**Required work**
Wherever the word "Stunden" appears in a line, extract that line.

**Material for this exercise**
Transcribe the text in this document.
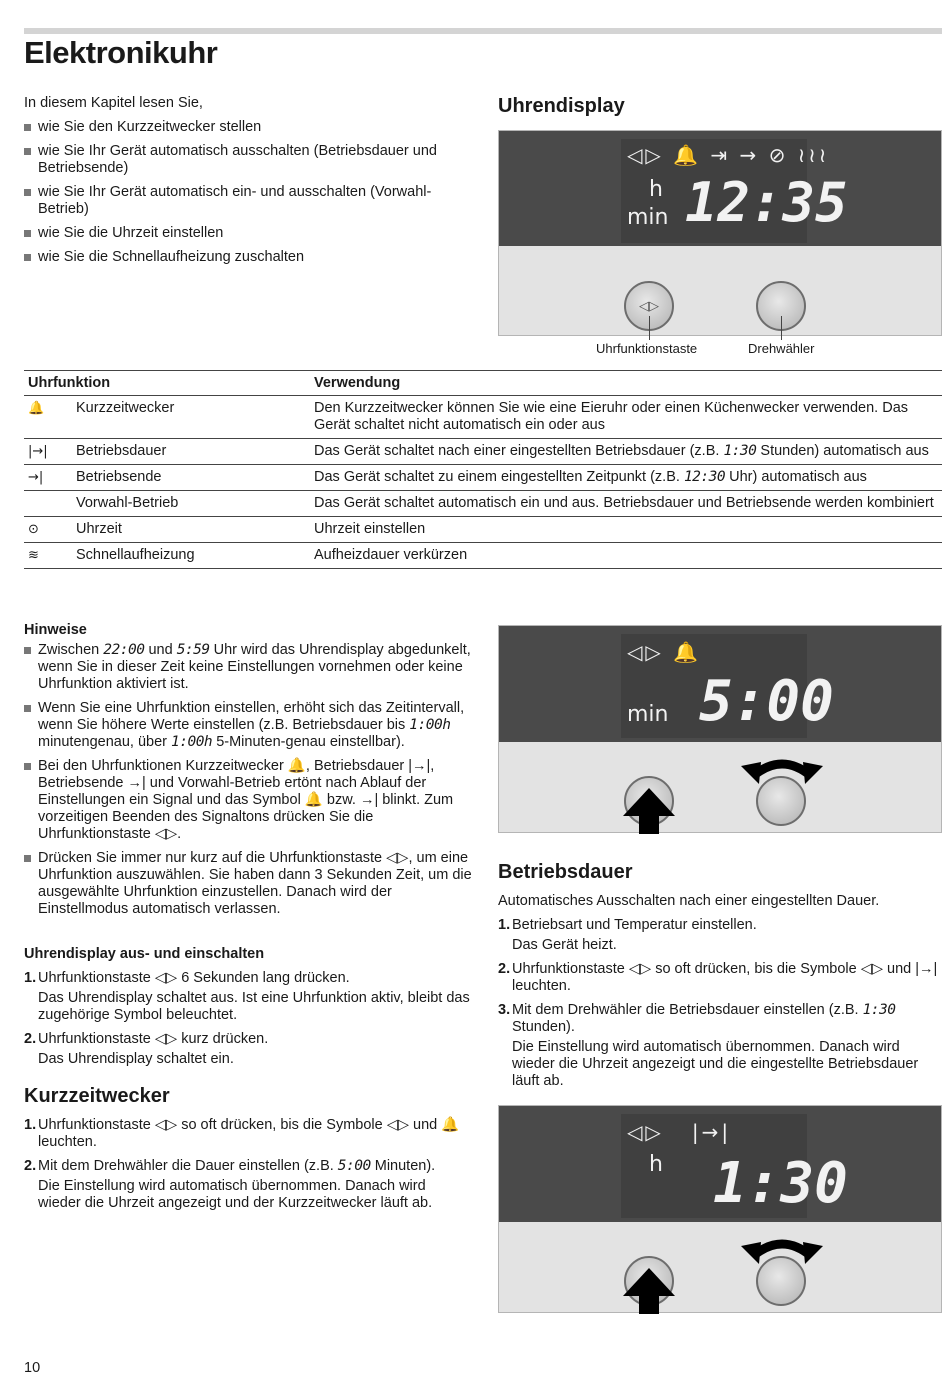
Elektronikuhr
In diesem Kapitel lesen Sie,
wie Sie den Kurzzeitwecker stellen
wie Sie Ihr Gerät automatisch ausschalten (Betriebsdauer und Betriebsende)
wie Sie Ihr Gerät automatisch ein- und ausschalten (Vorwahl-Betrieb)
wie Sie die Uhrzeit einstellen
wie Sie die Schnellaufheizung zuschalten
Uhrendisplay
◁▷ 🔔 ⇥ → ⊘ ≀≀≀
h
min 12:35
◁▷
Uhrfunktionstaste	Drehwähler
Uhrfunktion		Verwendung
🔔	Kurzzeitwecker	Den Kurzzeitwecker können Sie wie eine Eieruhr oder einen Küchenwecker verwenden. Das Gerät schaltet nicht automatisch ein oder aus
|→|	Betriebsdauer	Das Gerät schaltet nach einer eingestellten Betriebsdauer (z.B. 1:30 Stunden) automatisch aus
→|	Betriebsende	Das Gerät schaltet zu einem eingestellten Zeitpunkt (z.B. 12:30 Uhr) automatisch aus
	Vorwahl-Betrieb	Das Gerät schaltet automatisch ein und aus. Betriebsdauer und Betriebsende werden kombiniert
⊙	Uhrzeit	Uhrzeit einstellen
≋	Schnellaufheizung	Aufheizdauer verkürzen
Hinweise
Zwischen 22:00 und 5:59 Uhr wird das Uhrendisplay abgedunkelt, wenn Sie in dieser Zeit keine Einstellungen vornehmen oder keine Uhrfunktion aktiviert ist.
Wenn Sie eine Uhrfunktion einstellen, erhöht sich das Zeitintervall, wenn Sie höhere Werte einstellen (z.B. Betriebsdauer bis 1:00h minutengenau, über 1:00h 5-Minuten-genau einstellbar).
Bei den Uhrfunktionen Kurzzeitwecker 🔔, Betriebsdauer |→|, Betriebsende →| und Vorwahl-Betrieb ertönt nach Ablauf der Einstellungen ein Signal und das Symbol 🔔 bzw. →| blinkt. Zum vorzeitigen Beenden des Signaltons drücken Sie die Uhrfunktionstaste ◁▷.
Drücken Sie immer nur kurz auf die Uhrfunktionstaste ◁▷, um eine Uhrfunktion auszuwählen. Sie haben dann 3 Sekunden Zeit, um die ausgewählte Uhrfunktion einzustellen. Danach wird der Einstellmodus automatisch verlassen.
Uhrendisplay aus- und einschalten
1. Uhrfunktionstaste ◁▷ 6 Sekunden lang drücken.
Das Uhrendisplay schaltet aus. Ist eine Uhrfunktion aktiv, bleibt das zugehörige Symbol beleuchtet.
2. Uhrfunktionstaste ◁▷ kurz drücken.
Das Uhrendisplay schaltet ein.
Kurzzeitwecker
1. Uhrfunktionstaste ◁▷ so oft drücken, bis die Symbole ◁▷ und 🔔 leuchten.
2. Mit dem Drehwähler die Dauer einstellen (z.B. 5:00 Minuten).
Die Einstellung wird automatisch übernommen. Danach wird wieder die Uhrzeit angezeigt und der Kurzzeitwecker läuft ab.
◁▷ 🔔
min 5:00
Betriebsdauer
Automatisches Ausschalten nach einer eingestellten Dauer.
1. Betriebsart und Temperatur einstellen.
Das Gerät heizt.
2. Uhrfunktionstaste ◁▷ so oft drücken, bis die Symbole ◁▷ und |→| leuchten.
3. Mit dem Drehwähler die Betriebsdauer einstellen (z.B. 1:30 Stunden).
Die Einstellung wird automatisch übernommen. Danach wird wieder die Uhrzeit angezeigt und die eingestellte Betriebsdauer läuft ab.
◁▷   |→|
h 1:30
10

---

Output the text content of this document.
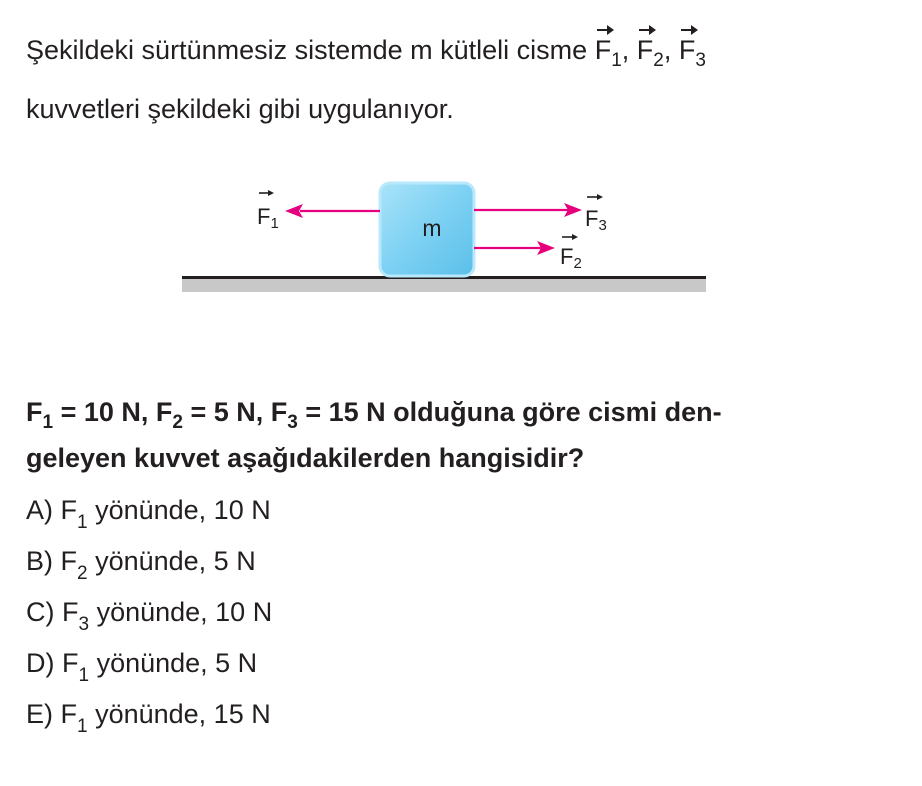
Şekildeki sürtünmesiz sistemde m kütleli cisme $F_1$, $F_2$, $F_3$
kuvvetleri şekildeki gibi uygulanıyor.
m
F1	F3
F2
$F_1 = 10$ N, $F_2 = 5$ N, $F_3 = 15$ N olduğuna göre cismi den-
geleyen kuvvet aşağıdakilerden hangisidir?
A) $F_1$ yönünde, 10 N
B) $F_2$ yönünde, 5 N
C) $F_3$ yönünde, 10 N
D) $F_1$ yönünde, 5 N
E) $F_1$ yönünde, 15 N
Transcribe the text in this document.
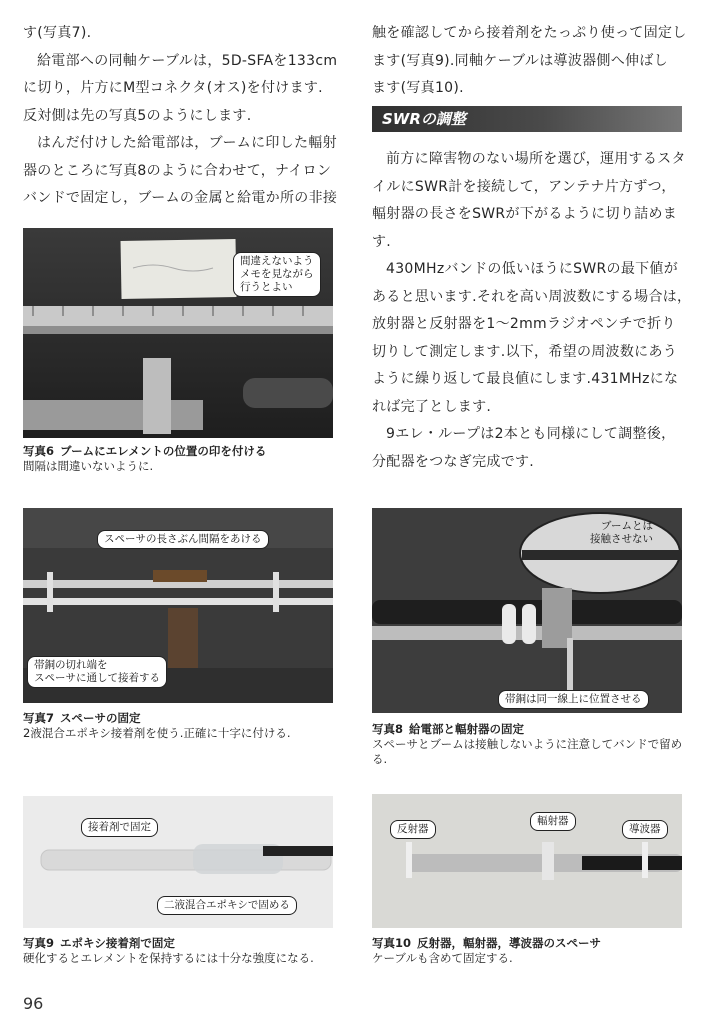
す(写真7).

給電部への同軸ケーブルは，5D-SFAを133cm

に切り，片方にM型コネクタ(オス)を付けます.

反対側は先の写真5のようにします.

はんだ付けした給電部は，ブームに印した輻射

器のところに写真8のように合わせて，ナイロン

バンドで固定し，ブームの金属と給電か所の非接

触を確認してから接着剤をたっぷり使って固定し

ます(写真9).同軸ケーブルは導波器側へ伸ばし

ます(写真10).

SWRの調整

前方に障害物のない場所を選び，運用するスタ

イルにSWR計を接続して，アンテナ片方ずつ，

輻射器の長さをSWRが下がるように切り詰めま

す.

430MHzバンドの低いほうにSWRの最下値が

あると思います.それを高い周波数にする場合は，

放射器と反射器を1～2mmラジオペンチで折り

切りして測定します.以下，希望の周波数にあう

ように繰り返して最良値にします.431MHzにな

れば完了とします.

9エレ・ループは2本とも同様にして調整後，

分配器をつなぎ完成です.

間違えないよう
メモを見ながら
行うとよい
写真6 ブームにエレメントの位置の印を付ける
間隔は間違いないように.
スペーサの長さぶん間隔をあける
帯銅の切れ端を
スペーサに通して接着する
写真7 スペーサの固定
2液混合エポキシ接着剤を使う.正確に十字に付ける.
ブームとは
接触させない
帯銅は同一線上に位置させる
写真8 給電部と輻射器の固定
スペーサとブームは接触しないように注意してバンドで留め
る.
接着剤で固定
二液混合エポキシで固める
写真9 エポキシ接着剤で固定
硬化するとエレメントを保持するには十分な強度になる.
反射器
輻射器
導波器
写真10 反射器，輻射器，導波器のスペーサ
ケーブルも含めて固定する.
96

--

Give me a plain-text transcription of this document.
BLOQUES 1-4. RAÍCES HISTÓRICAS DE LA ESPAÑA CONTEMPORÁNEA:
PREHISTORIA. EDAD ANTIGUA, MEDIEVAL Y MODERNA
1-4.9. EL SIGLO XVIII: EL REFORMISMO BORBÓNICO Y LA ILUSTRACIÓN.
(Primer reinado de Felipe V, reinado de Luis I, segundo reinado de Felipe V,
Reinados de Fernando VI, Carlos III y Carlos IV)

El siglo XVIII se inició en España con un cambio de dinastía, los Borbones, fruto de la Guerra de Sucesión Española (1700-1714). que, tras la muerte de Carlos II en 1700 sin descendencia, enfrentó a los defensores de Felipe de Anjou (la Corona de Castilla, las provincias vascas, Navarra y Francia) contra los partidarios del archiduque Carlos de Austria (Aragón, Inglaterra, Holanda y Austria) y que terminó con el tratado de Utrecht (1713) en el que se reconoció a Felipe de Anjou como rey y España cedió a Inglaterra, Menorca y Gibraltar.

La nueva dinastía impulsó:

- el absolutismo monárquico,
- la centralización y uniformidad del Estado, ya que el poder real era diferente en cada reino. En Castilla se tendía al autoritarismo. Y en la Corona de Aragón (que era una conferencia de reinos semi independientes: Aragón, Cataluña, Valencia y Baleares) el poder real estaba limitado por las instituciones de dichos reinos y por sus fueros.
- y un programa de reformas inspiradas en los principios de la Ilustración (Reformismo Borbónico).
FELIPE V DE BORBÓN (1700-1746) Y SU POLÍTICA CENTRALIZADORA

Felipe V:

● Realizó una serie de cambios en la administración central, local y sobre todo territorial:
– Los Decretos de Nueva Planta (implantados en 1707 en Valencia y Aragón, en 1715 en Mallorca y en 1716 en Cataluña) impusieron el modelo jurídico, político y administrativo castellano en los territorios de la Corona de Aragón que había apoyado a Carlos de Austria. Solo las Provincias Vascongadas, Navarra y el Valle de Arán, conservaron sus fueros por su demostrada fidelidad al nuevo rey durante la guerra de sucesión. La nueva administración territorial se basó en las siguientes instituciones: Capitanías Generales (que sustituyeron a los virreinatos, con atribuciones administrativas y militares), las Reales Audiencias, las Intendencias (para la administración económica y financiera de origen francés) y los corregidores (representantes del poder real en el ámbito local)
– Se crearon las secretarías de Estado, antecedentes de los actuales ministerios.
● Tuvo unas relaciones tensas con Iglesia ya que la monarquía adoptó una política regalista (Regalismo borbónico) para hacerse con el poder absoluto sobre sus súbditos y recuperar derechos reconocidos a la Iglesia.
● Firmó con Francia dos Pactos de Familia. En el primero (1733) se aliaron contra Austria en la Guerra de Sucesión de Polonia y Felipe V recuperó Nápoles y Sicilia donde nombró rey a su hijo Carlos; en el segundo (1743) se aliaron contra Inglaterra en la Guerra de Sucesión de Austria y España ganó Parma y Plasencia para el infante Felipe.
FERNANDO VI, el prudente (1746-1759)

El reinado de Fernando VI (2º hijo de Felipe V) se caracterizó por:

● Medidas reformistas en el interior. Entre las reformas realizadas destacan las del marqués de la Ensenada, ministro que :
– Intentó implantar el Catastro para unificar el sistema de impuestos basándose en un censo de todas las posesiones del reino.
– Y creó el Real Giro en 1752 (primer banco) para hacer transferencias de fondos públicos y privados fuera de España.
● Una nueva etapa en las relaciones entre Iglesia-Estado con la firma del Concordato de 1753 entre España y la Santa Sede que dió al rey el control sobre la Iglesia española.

**Solution to this problem**
|→|	Betriebsdauer	Das Gerät schaltet nach einer eingestellten Betriebsdauer (z.B. 1:30 Stunden) automatisch aus
3. Mit dem Drehwähler die Betriebsdauer einstellen (z.B. 1:30 Stunden).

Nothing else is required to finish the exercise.